* DATASET RECORDS:
········

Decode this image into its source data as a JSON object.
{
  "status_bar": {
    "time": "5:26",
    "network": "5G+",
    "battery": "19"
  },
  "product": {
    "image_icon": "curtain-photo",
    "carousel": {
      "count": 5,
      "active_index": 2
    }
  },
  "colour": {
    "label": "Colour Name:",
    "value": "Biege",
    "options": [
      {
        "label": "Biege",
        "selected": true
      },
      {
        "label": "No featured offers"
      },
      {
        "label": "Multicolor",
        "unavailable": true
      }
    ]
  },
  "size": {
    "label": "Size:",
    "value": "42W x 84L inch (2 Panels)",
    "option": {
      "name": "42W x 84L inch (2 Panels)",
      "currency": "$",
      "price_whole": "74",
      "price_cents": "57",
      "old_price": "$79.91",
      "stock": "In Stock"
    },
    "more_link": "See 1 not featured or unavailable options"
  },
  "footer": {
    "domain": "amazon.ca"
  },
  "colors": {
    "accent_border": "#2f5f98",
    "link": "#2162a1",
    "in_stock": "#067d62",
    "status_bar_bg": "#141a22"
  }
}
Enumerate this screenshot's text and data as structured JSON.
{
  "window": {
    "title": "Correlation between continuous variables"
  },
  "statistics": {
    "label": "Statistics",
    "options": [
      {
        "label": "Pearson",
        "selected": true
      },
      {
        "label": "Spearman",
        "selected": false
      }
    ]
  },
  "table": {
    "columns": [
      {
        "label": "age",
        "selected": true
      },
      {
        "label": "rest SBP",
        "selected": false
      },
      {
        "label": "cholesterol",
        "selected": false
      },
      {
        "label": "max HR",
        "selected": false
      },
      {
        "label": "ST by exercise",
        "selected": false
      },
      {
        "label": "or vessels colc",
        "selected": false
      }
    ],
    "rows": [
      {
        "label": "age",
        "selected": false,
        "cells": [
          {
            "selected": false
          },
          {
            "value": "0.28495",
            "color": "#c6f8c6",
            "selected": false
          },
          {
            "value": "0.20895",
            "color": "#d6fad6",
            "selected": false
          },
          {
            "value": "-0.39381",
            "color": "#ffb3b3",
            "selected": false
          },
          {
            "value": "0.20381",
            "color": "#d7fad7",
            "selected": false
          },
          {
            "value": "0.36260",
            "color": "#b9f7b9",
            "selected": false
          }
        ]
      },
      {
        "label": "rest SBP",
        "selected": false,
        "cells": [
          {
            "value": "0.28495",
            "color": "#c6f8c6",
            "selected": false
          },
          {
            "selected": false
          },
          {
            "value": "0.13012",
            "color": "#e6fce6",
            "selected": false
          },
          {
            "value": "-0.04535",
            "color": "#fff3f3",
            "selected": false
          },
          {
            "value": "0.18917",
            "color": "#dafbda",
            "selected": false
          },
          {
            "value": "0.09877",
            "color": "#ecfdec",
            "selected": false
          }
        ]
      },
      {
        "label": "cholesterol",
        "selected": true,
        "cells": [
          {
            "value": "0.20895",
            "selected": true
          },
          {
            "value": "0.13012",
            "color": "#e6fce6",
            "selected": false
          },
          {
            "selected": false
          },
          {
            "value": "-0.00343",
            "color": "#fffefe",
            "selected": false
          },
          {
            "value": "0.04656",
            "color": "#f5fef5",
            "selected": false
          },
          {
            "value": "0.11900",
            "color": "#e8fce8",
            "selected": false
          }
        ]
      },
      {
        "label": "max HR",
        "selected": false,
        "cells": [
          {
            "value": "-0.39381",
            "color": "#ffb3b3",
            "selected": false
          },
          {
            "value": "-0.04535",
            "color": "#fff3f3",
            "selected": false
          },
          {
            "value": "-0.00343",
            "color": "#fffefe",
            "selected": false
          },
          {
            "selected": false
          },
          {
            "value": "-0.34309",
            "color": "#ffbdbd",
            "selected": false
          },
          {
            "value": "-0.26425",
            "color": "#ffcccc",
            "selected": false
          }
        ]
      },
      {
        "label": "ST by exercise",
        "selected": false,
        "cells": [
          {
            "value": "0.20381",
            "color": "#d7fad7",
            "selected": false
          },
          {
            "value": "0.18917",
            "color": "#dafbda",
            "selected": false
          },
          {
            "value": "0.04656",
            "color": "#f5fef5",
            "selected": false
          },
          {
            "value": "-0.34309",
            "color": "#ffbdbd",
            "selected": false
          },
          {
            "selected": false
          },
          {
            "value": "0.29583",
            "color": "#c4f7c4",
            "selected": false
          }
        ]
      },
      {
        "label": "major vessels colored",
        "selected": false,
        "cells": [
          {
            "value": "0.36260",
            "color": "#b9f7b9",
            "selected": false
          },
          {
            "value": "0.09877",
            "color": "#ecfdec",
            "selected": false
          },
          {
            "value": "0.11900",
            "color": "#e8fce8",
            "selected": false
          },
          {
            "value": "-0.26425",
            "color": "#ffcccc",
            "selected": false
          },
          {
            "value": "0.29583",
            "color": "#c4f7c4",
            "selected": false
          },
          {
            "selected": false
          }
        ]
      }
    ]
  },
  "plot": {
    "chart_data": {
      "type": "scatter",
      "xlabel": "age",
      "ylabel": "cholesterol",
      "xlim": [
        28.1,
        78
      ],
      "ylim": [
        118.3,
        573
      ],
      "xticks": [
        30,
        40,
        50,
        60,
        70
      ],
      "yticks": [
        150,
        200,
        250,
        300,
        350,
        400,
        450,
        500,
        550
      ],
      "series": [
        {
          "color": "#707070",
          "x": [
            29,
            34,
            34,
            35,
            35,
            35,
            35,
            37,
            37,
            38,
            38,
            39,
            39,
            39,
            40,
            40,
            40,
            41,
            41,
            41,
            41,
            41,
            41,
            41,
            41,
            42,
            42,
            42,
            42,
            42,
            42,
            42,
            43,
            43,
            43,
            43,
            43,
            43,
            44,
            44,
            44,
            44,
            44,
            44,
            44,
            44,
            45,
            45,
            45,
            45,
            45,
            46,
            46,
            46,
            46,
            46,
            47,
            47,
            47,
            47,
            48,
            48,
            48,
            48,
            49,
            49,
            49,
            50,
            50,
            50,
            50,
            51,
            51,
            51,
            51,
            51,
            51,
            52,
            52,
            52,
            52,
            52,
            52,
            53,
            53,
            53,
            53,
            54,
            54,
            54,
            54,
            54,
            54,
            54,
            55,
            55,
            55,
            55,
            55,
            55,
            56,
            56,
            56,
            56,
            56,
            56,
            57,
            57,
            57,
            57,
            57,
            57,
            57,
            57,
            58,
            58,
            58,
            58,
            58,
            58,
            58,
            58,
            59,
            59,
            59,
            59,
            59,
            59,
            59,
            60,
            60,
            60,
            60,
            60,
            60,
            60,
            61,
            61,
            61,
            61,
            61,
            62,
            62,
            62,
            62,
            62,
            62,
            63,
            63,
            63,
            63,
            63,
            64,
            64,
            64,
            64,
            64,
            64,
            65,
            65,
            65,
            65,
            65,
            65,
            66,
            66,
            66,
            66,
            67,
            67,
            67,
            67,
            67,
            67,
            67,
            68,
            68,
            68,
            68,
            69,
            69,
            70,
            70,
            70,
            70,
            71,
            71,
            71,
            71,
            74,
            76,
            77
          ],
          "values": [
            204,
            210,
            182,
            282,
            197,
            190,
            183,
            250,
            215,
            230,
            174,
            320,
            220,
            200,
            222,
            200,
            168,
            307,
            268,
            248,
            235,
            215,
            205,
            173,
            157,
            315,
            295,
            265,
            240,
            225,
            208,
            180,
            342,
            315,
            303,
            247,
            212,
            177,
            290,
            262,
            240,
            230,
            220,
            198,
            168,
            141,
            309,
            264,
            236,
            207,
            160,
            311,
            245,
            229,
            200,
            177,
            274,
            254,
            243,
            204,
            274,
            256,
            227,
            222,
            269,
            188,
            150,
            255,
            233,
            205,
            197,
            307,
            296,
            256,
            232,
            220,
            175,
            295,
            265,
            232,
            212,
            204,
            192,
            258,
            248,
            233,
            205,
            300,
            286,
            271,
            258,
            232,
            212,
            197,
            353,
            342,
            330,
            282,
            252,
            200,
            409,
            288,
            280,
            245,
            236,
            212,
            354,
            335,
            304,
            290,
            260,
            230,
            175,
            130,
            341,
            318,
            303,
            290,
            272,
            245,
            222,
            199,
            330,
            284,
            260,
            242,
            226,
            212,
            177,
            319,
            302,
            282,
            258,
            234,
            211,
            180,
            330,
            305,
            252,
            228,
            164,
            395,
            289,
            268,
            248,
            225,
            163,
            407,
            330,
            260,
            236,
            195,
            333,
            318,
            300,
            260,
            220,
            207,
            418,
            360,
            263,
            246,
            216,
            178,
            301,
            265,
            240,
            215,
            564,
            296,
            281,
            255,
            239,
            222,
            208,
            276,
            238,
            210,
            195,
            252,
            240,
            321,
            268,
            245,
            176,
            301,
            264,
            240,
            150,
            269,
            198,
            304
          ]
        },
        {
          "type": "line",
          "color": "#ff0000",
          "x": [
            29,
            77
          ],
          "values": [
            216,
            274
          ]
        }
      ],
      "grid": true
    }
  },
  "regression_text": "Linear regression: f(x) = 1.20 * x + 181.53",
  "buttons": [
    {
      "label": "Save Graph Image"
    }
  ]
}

········

* DIRECTION: State the count of lines holding the string "JSON" in the listing above, and nothing else.

* TASK SOLUTION: 2